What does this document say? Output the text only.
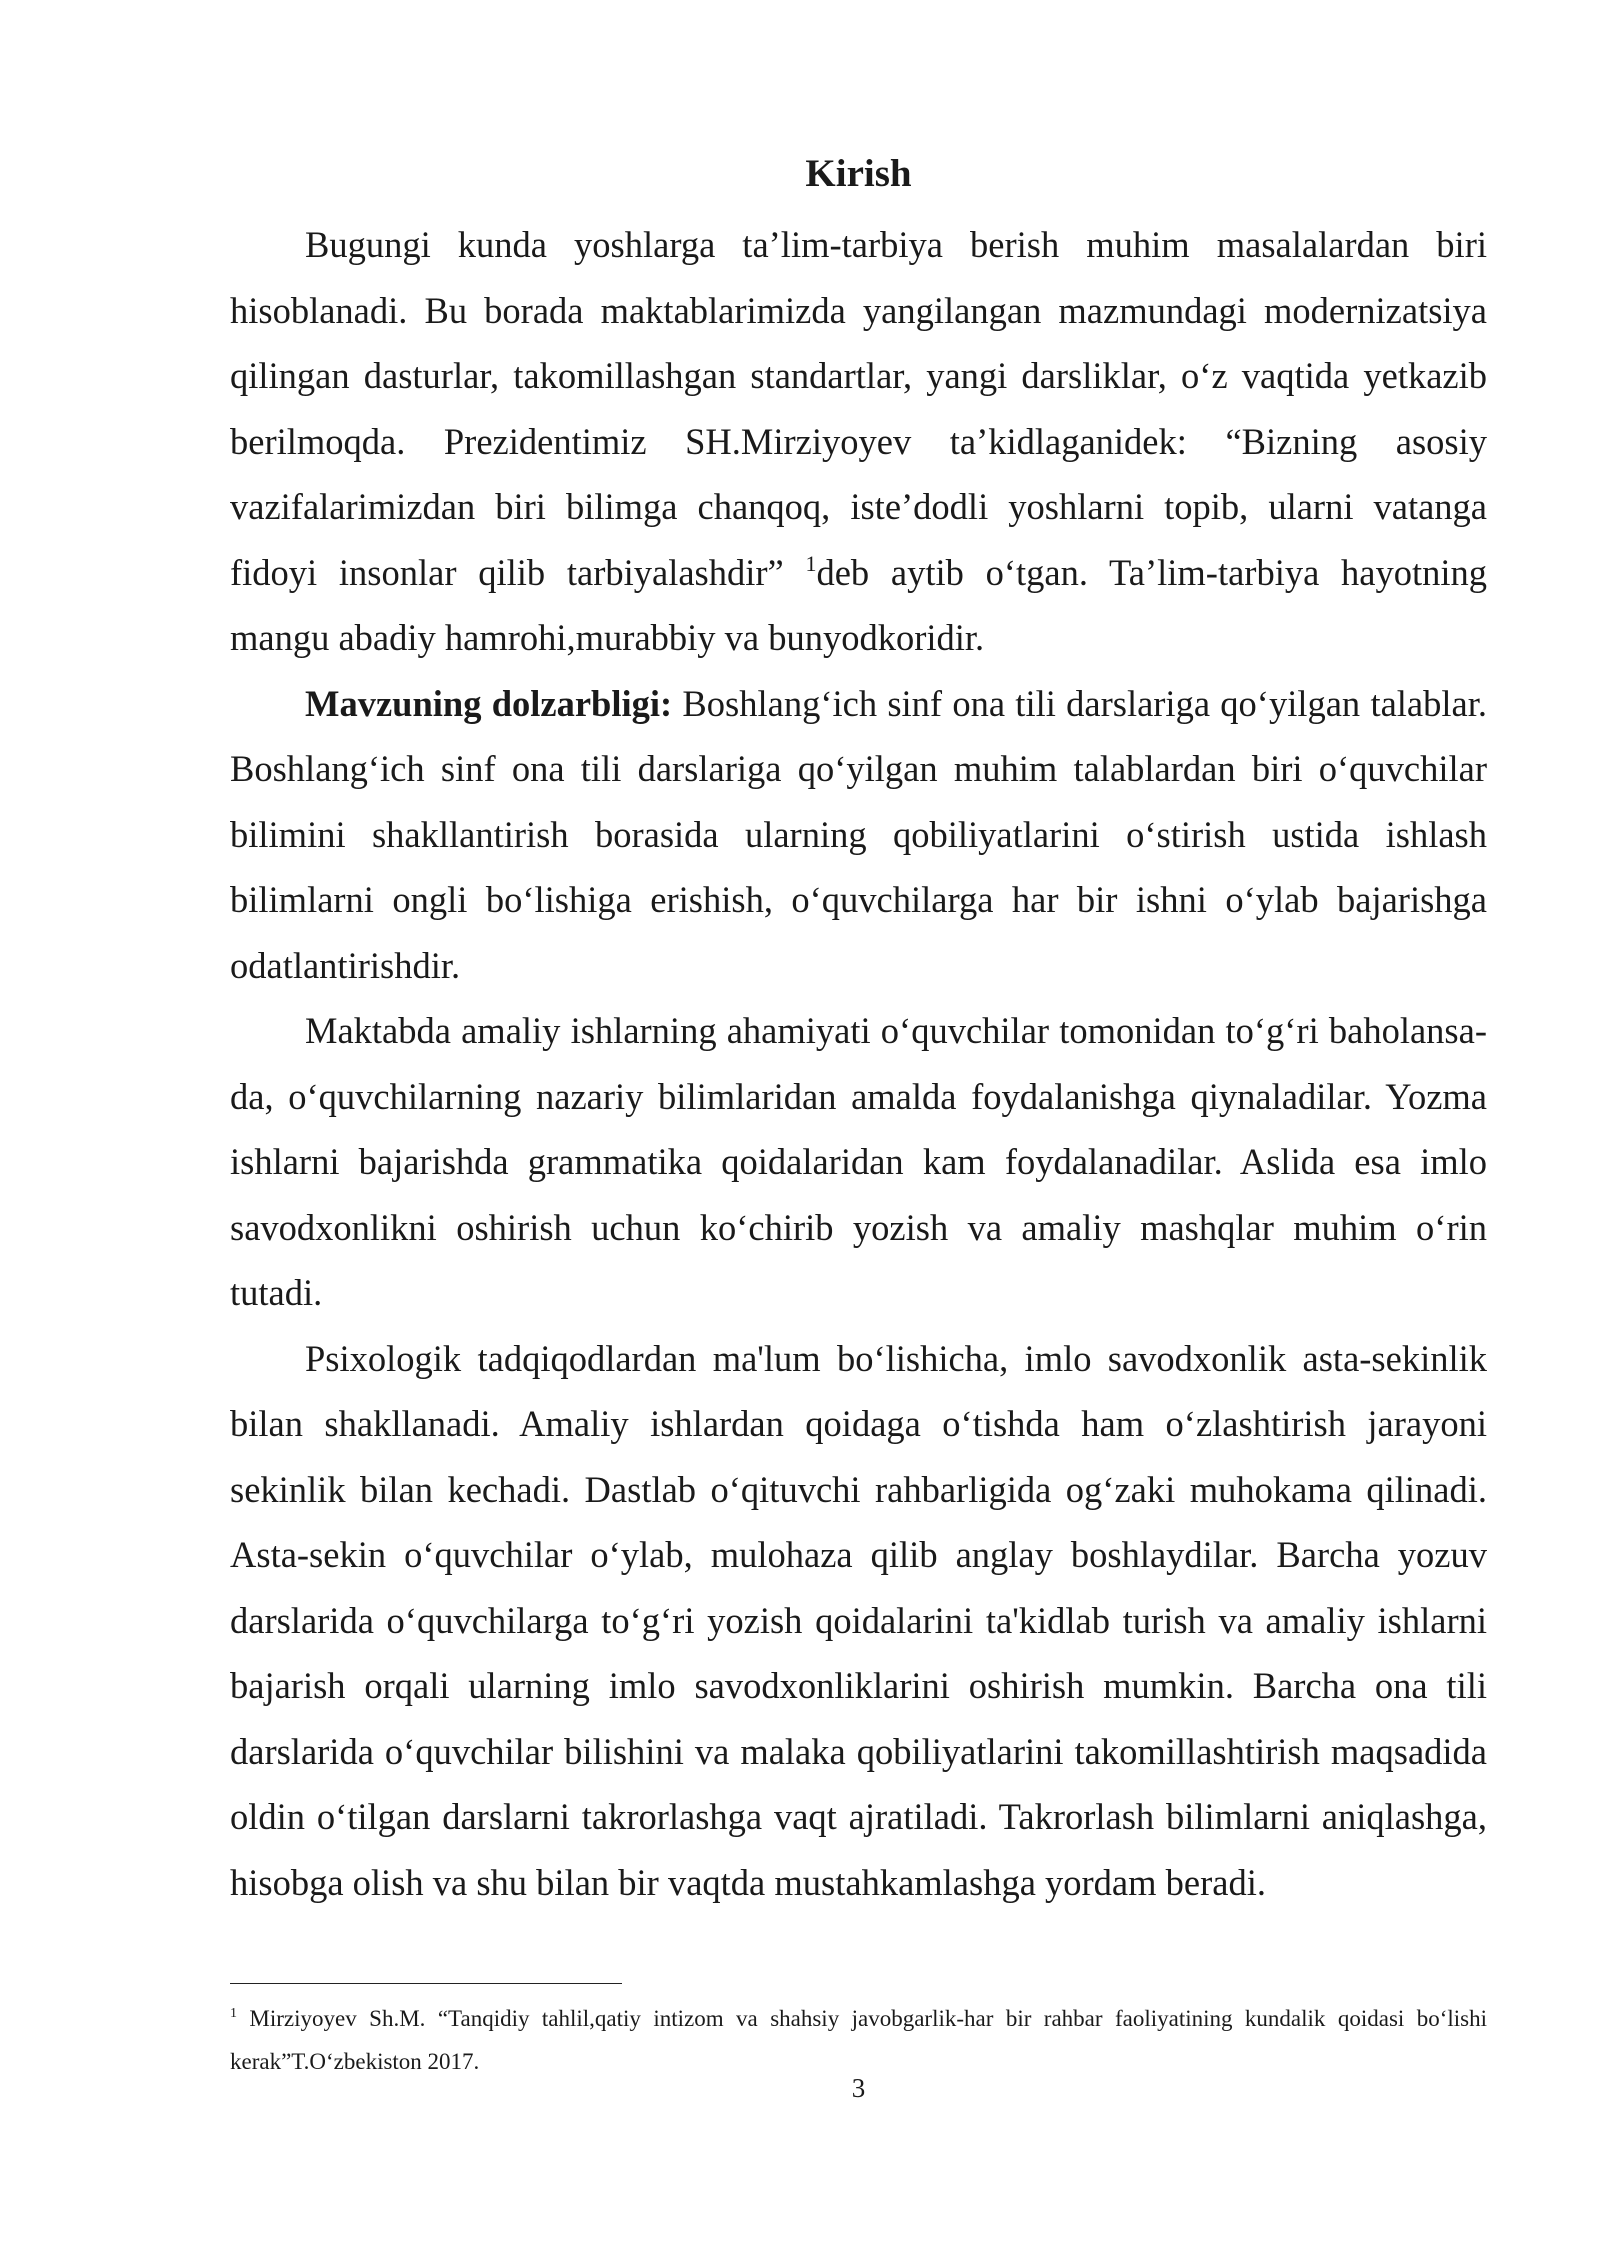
Kirish

Bugungi kunda yoshlarga ta’lim-tarbiya berish muhim masalalardan biri hisoblanadi. Bu borada maktablarimizda yangilangan mazmundagi modernizatsiya qilingan dasturlar, takomillashgan standartlar, yangi darsliklar, o‘z vaqtida yetkazib berilmoqda. Prezidentimiz SH.Mirziyoyev ta’kidlaganidek: “Bizning asosiy vazifalarimizdan biri bilimga chanqoq, iste’dodli yoshlarni topib, ularni vatanga fidoyi insonlar qilib tarbiyalashdir” $^1$deb aytib o‘tgan. Ta’lim-tarbiya hayotning mangu abadiy hamrohi,murabbiy va bunyodkoridir.

Mavzuning dolzarbligi: Boshlang‘ich sinf ona tili darslariga qo‘yilgan talablar. Boshlang‘ich sinf ona tili darslariga qo‘yilgan muhim talablardan biri o‘quvchilar bilimini shakllantirish borasida ularning qobiliyatlarini o‘stirish ustida ishlash bilimlarni ongli bo‘lishiga erishish, o‘quvchilarga har bir ishni o‘ylab bajarishga odatlantirishdir.

Maktabda amaliy ishlarning ahamiyati o‘quvchilar tomonidan to‘g‘ri baholansa-da, o‘quvchilarning nazariy bilimlaridan amalda foydalanishga qiynaladilar. Yozma ishlarni bajarishda grammatika qoidalaridan kam foydalanadilar. Aslida esa imlo savodxonlikni oshirish uchun ko‘chirib yozish va amaliy mashqlar muhim o‘rin tutadi.

Psixologik tadqiqodlardan ma'lum bo‘lishicha, imlo savodxonlik asta-sekinlik bilan shakllanadi. Amaliy ishlardan qoidaga o‘tishda ham o‘zlashtirish jarayoni sekinlik bilan kechadi. Dastlab o‘qituvchi rahbarligida og‘zaki muhokama qilinadi. Asta-sekin o‘quvchilar o‘ylab, mulohaza qilib anglay boshlaydilar. Barcha yozuv darslarida o‘quvchilarga to‘g‘ri yozish qoidalarini ta'kidlab turish va amaliy ishlarni bajarish orqali ularning imlo savodxonliklarini oshirish mumkin. Barcha ona tili darslarida o‘quvchilar bilishini va malaka qobiliyatlarini takomillashtirish maqsadida oldin o‘tilgan darslarni takrorlashga vaqt ajratiladi. Takrorlash bilimlarni aniqlashga, hisobga olish va shu bilan bir vaqtda mustahkamlashga yordam beradi.

$^1$ Mirziyoyev Sh.M. “Tanqidiy tahlil,qatiy intizom va shahsiy javobgarlik-har bir rahbar faoliyatining kundalik qoidasi bo‘lishi kerak”T.O‘zbekiston 2017.
3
· · ·
#### [Exercise details]
All records must be output exactly as they are, except for the pictures, which are left out.

#### [Answer to the exercise]
What does this document say? Output the text only.
Kirish

Bugungi kunda yoshlarga ta’lim-tarbiya berish muhim masalalardan biri hisoblanadi. Bu borada maktablarimizda yangilangan mazmundagi modernizatsiya qilingan dasturlar, takomillashgan standartlar, yangi darsliklar, o‘z vaqtida yetkazib berilmoqda. Prezidentimiz SH.Mirziyoyev ta’kidlaganidek: “Bizning asosiy vazifalarimizdan biri bilimga chanqoq, iste’dodli yoshlarni topib, ularni vatanga fidoyi insonlar qilib tarbiyalashdir” $^1$deb aytib o‘tgan. Ta’lim-tarbiya hayotning mangu abadiy hamrohi,murabbiy va bunyodkoridir.

Mavzuning dolzarbligi: Boshlang‘ich sinf ona tili darslariga qo‘yilgan talablar. Boshlang‘ich sinf ona tili darslariga qo‘yilgan muhim talablardan biri o‘quvchilar bilimini shakllantirish borasida ularning qobiliyatlarini o‘stirish ustida ishlash bilimlarni ongli bo‘lishiga erishish, o‘quvchilarga har bir ishni o‘ylab bajarishga odatlantirishdir.

Maktabda amaliy ishlarning ahamiyati o‘quvchilar tomonidan to‘g‘ri baholansa-da, o‘quvchilarning nazariy bilimlaridan amalda foydalanishga qiynaladilar. Yozma ishlarni bajarishda grammatika qoidalaridan kam foydalanadilar. Aslida esa imlo savodxonlikni oshirish uchun ko‘chirib yozish va amaliy mashqlar muhim o‘rin tutadi.

Psixologik tadqiqodlardan ma'lum bo‘lishicha, imlo savodxonlik asta-sekinlik bilan shakllanadi. Amaliy ishlardan qoidaga o‘tishda ham o‘zlashtirish jarayoni sekinlik bilan kechadi. Dastlab o‘qituvchi rahbarligida og‘zaki muhokama qilinadi. Asta-sekin o‘quvchilar o‘ylab, mulohaza qilib anglay boshlaydilar. Barcha yozuv darslarida o‘quvchilarga to‘g‘ri yozish qoidalarini ta'kidlab turish va amaliy ishlarni bajarish orqali ularning imlo savodxonliklarini oshirish mumkin. Barcha ona tili darslarida o‘quvchilar bilishini va malaka qobiliyatlarini takomillashtirish maqsadida oldin o‘tilgan darslarni takrorlashga vaqt ajratiladi. Takrorlash bilimlarni aniqlashga, hisobga olish va shu bilan bir vaqtda mustahkamlashga yordam beradi.

$^1$ Mirziyoyev Sh.M. “Tanqidiy tahlil,qatiy intizom va shahsiy javobgarlik-har bir rahbar faoliyatining kundalik qoidasi bo‘lishi kerak”T.O‘zbekiston 2017.
3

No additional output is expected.